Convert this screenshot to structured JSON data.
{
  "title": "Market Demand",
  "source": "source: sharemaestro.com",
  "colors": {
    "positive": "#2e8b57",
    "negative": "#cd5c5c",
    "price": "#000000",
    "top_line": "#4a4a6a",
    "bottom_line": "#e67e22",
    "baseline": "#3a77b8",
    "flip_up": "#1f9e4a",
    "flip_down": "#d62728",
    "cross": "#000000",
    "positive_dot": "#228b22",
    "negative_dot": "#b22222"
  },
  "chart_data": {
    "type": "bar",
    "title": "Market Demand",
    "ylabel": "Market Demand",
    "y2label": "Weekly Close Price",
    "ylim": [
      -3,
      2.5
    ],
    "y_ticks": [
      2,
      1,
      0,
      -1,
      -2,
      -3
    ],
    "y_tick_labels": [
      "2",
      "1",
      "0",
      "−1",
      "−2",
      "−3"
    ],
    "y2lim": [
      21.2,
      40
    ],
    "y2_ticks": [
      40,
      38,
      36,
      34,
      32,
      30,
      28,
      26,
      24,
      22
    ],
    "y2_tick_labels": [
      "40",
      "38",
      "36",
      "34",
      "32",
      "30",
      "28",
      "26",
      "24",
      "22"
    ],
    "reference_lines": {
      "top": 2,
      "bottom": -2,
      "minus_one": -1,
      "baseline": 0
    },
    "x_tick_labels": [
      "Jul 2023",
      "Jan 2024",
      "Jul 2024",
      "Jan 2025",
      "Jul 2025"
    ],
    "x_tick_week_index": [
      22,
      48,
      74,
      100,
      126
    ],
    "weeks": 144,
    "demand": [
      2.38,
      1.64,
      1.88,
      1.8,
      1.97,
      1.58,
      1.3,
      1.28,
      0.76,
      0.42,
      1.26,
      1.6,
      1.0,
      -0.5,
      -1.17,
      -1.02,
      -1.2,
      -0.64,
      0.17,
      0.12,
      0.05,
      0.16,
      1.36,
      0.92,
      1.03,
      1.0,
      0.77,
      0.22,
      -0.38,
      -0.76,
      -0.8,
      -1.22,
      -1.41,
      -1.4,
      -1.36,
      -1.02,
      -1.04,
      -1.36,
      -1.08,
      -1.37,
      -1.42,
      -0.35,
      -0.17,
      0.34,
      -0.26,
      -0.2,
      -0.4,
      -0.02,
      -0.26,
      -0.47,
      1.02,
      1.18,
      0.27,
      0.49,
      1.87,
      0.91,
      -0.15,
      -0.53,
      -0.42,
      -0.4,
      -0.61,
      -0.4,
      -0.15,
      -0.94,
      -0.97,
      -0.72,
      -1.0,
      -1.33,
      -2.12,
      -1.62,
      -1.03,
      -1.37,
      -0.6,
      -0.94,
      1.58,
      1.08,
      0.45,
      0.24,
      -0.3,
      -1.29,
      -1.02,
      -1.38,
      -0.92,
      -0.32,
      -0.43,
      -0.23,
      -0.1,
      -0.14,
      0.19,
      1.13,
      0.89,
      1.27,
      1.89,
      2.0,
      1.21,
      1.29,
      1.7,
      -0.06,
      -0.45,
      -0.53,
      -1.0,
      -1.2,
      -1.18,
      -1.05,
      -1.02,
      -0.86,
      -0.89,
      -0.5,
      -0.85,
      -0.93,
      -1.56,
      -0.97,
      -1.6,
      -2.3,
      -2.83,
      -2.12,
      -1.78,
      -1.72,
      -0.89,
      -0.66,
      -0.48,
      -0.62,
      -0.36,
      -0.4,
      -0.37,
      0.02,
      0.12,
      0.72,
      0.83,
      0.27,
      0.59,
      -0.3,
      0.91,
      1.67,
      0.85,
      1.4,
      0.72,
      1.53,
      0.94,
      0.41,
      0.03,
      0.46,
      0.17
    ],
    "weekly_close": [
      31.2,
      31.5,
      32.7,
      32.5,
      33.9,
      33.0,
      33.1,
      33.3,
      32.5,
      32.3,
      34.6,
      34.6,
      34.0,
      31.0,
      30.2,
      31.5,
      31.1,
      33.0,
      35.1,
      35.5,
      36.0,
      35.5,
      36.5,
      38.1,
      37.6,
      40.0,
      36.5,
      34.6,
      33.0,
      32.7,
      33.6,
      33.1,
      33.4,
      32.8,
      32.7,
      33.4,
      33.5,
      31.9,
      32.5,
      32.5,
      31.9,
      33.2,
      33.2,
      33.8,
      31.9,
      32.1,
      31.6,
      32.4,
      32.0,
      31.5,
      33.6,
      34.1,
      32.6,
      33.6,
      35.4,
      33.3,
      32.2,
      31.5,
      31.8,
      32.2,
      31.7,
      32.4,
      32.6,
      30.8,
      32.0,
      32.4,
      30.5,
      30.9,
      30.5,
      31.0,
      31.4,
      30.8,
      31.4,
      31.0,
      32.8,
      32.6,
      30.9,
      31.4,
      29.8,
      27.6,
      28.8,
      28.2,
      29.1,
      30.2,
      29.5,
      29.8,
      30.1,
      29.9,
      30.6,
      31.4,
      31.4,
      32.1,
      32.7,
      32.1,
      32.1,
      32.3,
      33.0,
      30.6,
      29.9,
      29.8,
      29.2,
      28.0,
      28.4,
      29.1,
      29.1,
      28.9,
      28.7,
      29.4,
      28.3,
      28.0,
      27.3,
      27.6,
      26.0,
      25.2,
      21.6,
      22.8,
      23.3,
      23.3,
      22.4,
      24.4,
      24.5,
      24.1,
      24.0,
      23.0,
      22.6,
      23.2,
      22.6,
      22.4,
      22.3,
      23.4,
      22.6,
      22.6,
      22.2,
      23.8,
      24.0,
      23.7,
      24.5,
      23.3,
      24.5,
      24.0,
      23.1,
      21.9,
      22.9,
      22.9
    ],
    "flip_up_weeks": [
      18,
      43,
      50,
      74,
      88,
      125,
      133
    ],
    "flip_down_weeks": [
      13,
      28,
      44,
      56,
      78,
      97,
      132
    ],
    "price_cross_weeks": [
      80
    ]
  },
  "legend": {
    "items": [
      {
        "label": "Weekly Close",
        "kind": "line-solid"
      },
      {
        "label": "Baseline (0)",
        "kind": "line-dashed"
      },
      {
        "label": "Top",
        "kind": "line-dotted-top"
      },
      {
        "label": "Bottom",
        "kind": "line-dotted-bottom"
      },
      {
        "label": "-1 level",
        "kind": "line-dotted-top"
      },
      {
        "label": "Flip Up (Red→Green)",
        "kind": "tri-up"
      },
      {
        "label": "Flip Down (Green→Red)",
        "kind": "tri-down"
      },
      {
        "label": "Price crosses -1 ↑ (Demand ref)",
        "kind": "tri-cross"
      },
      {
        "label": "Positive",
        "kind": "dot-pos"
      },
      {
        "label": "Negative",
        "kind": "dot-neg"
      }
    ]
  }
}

::::::::::

### Exercise details:
From the material above, gather all lines that include the string "Market" and copy them.

### Task solution:
  "title": "Market Demand",
    "title": "Market Demand",
    "ylabel": "Market Demand",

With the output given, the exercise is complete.